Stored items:
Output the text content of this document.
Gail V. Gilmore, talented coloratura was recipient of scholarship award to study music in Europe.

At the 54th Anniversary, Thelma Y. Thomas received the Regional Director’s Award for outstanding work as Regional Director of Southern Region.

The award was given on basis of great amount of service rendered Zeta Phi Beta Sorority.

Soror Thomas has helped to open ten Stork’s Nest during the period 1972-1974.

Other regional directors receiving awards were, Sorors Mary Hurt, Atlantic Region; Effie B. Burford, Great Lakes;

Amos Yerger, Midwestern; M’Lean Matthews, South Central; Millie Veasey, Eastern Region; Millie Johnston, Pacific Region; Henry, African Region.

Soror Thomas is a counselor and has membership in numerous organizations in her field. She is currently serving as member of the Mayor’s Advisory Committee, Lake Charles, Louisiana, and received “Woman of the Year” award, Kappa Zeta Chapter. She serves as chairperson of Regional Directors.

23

What the task requires:
Gather each line of the records holding the string "received".

Response:
At the 54th Anniversary, Thelma Y. Thomas received the Regional Director’s Award for outstanding work as Regional Director of Southern Region.
Soror Thomas is a counselor and has membership in numerous organizations in her field. She is currently serving as member of the Mayor’s Advisory Committee, Lake Charles, Louisiana, and received “Woman of the Year” award, Kappa Zeta Chapter. She serves as chairperson of Regional Directors.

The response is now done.